- **Exercise description**
For each statement below, say yes or no according to the thread on covariance and contravariance that follows, and quote the words from the thread that decide it. 1. When the representation for objects changes by T, the representation for functions also changes by T itself. 2. In the linear algebra setting, Y is the space of column-vectors. 3. The canonical basis of Fⁿ is made of n vectors, each with 1 in one coordinate and 0 in all the others.

- **Document section**
----

As requested by @j_bertolotti, a thread on covariance/contravariance as found in linear algebra & differential geometry.

Thing is, these have nothing to do with vectors or geometry, but rather a fundamental property of functions.

(1/n)
Say we have two sets X, Y. We think of elements of X as some kind of objects, while the elements of Y provide some representation of these objects. The exact correspondence between an object and its representation is given by a function R: X→Y.

(2/n)
Now, suppose we want to change the representation from R₁ to R₂. Given y₁∈Y a representation of some object x∈X, how do we figure out the new representation? From y₁ = R₁(x) we get x = R₁⁻¹(y₁) (the inverse of R₁), and the new representation is R₂(R₁⁻¹(y₁)).

(3/n)
That is, the function T: Y→Y defined as T = R₂∘R₁⁻¹ implements the change of representation from R₁ to R₂. Note that its inverse T⁻¹ = R₁∘R₂⁻¹ changes the representation back from R₂ to R₁.

(4/n)
Now we are interested in functions f: X→Z. What would be a representation of this function? A function g: Y→Z would probably do. To construct this representation from R we do g(y) = f(R⁻¹(y)).

(5/n)
That is, if the representation for objects is given by x ↦ R(x), then the representation for functions is given by f ↦ f∘R⁻¹. Note that evaluating the function f(x) doesn't depend on representation g(y) = (f∘R⁻¹)(R(x)) = f(R⁻¹(R(x))) = f((R⁻¹∘R)(x)) = f(x).

(6/n)
Now let's see happens if we change representation from R₁ to R₂: we go from g₁ = f∘R₁⁻¹ to g₂ = f∘R₂⁻¹, which can be computed as g₂ = g₁∘(R₁∘R₂⁻¹) = g₁∘T⁻¹.

(7/n)
So, when changing the representation for objects, we use some transformation T, while the corresponding change of representation for functions is implemented by the inverse T⁻¹. The preceding discussion hides the fundamental duality between objects and functions, though.

(8/n)
To restore the duality in full, we should've used functions x: {⦁}→X instead of elements x∈X (where {⦁} is any one-element set). This way, the representation for an object is y: {⦁}→Y, and the change of representation is y₂ = T∘y₁.

(9/n)
Let's repeat the crucial observation once more: for objects, we act by T on the left; for functions, we act by T⁻¹ on the right.

(10/n)
What happens in linear algebra is just an algebraization of this, although messed up a little for historical reasons. Here, X = V is an abstract vector space, and Y = Fⁿ is the space of column-vectors, which serve as a representation for V.

(11/n)
F is the base field of scalars (say, real numbers). A representation R: V → Fⁿ maps a vector to a column of coordinates in some specific basis. A change of representation corresponds to a choice of basis.

(12/n)
We already know that the change of coordinates is given by T = R₂R₁⁻¹ (which is now a matrix!). Let's see how does the basis change!

There are n vectors {e₁, ..., eₙ} in Fⁿ with 1 in one coordinate and 0 in all the others. They form the canonical basis of Fⁿ.

(13/n)

----

- **Information provided**
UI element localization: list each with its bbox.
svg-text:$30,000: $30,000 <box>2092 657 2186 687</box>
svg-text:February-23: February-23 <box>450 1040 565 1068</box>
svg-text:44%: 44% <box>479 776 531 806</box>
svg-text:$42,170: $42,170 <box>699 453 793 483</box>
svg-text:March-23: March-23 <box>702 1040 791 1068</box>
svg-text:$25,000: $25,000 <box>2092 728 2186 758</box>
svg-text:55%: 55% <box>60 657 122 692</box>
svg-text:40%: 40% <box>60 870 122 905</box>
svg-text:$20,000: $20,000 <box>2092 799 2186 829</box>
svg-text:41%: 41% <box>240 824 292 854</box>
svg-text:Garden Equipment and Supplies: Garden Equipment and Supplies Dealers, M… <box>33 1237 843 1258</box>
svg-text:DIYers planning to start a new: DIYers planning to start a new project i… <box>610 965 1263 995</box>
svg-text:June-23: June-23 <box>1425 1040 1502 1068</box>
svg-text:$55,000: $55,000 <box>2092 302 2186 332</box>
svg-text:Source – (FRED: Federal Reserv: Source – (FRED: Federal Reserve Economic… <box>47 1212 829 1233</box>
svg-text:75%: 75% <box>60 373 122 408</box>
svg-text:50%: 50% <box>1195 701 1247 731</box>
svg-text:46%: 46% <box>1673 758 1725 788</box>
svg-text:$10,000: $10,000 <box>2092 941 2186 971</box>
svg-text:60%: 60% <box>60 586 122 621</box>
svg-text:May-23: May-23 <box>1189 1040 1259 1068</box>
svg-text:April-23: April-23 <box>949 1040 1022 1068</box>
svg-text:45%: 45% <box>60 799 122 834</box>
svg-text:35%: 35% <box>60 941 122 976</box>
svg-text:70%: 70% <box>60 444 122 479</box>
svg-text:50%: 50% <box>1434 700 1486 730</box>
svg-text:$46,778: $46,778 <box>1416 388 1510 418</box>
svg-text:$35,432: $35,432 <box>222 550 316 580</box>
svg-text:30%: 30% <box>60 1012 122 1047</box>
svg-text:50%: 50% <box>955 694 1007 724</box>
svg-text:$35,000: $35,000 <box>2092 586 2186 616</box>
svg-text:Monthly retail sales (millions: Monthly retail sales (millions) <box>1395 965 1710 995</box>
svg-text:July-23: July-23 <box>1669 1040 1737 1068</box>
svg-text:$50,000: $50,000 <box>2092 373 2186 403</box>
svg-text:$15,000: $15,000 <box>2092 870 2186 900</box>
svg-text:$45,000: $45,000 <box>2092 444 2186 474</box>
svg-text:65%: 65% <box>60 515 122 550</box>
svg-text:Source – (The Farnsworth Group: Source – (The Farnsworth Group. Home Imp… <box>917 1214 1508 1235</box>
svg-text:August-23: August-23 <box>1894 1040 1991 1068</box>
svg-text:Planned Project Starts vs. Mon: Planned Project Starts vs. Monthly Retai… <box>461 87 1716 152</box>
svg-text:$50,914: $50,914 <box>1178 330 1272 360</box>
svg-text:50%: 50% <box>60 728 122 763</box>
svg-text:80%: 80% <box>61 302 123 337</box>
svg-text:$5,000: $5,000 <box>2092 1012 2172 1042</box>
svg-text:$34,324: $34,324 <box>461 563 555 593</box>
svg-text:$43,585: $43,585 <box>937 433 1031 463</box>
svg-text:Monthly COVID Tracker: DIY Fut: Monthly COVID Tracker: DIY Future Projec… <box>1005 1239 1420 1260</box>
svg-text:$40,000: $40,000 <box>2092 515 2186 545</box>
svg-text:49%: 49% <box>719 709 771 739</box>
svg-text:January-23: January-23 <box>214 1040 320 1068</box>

----

- **Reply**
1. No: "the corresponding change of representation for functions is implemented by the inverse T⁻¹"
2. Yes: "Y = Fⁿ is the space of column-vectors, which serve as a representation for V"
3. Yes: "There are n vectors {e₁, ..., eₙ} in Fⁿ with 1 in one coordinate and 0 in all the others. They form the canonical basis of Fⁿ."